[Dataset excerpt]
++++++
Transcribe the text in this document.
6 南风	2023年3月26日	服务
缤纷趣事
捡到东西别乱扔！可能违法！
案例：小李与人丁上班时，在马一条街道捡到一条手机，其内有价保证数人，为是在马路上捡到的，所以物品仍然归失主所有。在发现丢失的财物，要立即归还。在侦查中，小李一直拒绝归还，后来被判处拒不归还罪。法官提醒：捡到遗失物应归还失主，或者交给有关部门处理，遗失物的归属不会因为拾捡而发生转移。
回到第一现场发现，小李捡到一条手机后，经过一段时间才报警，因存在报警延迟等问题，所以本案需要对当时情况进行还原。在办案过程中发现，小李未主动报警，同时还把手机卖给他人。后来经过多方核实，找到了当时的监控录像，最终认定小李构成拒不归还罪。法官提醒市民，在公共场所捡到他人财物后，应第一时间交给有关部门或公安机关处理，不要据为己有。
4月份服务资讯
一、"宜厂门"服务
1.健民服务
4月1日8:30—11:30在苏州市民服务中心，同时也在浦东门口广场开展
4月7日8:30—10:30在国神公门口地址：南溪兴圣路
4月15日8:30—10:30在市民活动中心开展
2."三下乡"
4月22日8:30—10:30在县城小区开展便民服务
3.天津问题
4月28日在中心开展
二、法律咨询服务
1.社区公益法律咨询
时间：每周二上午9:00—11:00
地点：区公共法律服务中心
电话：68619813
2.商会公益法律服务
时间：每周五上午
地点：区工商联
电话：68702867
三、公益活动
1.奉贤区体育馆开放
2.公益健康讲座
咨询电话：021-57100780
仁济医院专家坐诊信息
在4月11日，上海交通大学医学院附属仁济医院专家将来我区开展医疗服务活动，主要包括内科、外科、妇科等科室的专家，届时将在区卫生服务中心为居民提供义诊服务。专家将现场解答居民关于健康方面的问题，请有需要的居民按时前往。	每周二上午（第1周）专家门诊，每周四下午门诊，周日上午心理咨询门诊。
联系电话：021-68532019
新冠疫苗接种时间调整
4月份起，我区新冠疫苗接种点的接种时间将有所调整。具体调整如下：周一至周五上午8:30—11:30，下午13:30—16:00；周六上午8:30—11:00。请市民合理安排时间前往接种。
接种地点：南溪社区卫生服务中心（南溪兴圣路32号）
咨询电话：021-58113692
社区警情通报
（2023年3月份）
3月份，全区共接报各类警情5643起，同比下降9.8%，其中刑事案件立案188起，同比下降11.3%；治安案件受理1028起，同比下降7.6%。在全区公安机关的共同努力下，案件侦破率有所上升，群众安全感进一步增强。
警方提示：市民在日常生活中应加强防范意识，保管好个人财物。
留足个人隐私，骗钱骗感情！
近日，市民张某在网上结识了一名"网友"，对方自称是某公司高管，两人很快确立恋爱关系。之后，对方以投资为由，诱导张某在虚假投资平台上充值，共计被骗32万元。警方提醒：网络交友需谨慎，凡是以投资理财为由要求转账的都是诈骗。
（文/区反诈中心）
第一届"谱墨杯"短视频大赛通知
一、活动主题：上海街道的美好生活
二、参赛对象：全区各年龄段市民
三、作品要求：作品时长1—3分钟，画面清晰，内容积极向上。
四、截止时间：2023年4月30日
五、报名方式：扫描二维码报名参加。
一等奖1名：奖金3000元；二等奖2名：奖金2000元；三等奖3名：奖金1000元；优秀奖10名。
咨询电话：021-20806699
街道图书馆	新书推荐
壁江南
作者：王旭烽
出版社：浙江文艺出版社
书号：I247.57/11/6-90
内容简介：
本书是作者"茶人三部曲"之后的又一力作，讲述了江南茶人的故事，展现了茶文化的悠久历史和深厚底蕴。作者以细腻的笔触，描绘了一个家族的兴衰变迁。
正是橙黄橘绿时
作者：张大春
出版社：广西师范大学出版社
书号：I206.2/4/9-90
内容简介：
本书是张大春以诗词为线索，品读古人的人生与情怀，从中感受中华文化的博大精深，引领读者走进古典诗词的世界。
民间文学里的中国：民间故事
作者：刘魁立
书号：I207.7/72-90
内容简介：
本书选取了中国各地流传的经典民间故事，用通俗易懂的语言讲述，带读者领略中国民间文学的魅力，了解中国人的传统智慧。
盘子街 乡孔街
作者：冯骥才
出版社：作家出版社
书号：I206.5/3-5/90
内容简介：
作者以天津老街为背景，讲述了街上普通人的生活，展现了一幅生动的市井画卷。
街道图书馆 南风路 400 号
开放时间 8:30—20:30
++++++
Each line of the listing should be echoed back exactly.

▶ _ANSWER BELOW_:
Transcribe the text in this document.
6 南风	2023年3月26日	服务
缤纷趣事
捡到东西别乱扔！可能违法！
案例：小李与人丁上班时，在马一条街道捡到一条手机，其内有价保证数人，为是在马路上捡到的，所以物品仍然归失主所有。在发现丢失的财物，要立即归还。在侦查中，小李一直拒绝归还，后来被判处拒不归还罪。法官提醒：捡到遗失物应归还失主，或者交给有关部门处理，遗失物的归属不会因为拾捡而发生转移。
回到第一现场发现，小李捡到一条手机后，经过一段时间才报警，因存在报警延迟等问题，所以本案需要对当时情况进行还原。在办案过程中发现，小李未主动报警，同时还把手机卖给他人。后来经过多方核实，找到了当时的监控录像，最终认定小李构成拒不归还罪。法官提醒市民，在公共场所捡到他人财物后，应第一时间交给有关部门或公安机关处理，不要据为己有。
4月份服务资讯
一、"宜厂门"服务
1.健民服务
4月1日8:30—11:30在苏州市民服务中心，同时也在浦东门口广场开展
4月7日8:30—10:30在国神公门口地址：南溪兴圣路
4月15日8:30—10:30在市民活动中心开展
2."三下乡"
4月22日8:30—10:30在县城小区开展便民服务
3.天津问题
4月28日在中心开展
二、法律咨询服务
1.社区公益法律咨询
时间：每周二上午9:00—11:00
地点：区公共法律服务中心
电话：68619813
2.商会公益法律服务
时间：每周五上午
地点：区工商联
电话：68702867
三、公益活动
1.奉贤区体育馆开放
2.公益健康讲座
咨询电话：021-57100780
仁济医院专家坐诊信息
在4月11日，上海交通大学医学院附属仁济医院专家将来我区开展医疗服务活动，主要包括内科、外科、妇科等科室的专家，届时将在区卫生服务中心为居民提供义诊服务。专家将现场解答居民关于健康方面的问题，请有需要的居民按时前往。	每周二上午（第1周）专家门诊，每周四下午门诊，周日上午心理咨询门诊。
联系电话：021-68532019
新冠疫苗接种时间调整
4月份起，我区新冠疫苗接种点的接种时间将有所调整。具体调整如下：周一至周五上午8:30—11:30，下午13:30—16:00；周六上午8:30—11:00。请市民合理安排时间前往接种。
接种地点：南溪社区卫生服务中心（南溪兴圣路32号）
咨询电话：021-58113692
社区警情通报
（2023年3月份）
3月份，全区共接报各类警情5643起，同比下降9.8%，其中刑事案件立案188起，同比下降11.3%；治安案件受理1028起，同比下降7.6%。在全区公安机关的共同努力下，案件侦破率有所上升，群众安全感进一步增强。
警方提示：市民在日常生活中应加强防范意识，保管好个人财物。
留足个人隐私，骗钱骗感情！
近日，市民张某在网上结识了一名"网友"，对方自称是某公司高管，两人很快确立恋爱关系。之后，对方以投资为由，诱导张某在虚假投资平台上充值，共计被骗32万元。警方提醒：网络交友需谨慎，凡是以投资理财为由要求转账的都是诈骗。
（文/区反诈中心）
第一届"谱墨杯"短视频大赛通知
一、活动主题：上海街道的美好生活
二、参赛对象：全区各年龄段市民
三、作品要求：作品时长1—3分钟，画面清晰，内容积极向上。
四、截止时间：2023年4月30日
五、报名方式：扫描二维码报名参加。
一等奖1名：奖金3000元；二等奖2名：奖金2000元；三等奖3名：奖金1000元；优秀奖10名。
咨询电话：021-20806699
街道图书馆	新书推荐
壁江南
作者：王旭烽
出版社：浙江文艺出版社
书号：I247.57/11/6-90
内容简介：
本书是作者"茶人三部曲"之后的又一力作，讲述了江南茶人的故事，展现了茶文化的悠久历史和深厚底蕴。作者以细腻的笔触，描绘了一个家族的兴衰变迁。
正是橙黄橘绿时
作者：张大春
出版社：广西师范大学出版社
书号：I206.2/4/9-90
内容简介：
本书是张大春以诗词为线索，品读古人的人生与情怀，从中感受中华文化的博大精深，引领读者走进古典诗词的世界。
民间文学里的中国：民间故事
作者：刘魁立
书号：I207.7/72-90
内容简介：
本书选取了中国各地流传的经典民间故事，用通俗易懂的语言讲述，带读者领略中国民间文学的魅力，了解中国人的传统智慧。
盘子街 乡孔街
作者：冯骥才
出版社：作家出版社
书号：I206.5/3-5/90
内容简介：
作者以天津老街为背景，讲述了街上普通人的生活，展现了一幅生动的市井画卷。
街道图书馆 南风路 400 号
开放时间 8:30—20:30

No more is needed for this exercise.